[WHAT TO DO]
Would you pull out every line of the material that contains the string "just"?

[DATA FOR THIS TASK]
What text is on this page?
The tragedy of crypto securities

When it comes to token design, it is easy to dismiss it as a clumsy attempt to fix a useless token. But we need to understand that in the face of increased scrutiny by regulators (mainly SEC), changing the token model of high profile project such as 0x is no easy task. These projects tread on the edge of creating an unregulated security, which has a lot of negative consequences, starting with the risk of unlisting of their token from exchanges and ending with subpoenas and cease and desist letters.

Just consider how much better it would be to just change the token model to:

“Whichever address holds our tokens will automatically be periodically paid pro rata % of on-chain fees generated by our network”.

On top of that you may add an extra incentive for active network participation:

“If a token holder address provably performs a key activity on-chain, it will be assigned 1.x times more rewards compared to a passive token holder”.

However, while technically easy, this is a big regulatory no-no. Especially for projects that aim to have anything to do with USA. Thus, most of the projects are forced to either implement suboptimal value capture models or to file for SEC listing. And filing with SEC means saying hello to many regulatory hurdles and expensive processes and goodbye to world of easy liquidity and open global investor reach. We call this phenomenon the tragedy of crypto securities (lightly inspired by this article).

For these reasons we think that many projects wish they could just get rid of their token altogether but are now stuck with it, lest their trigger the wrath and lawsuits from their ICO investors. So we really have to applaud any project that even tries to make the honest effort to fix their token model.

[RESPONSE FOR THIS EXERCISE]
Just consider how much better it would be to just change the token model to:
For these reasons we think that many projects wish they could just get rid of their token altogether but are now stuck with it, lest their trigger the wrath and lawsuits from their ICO investors. So we really have to applaud any project that even tries to make the honest effort to fix their token model.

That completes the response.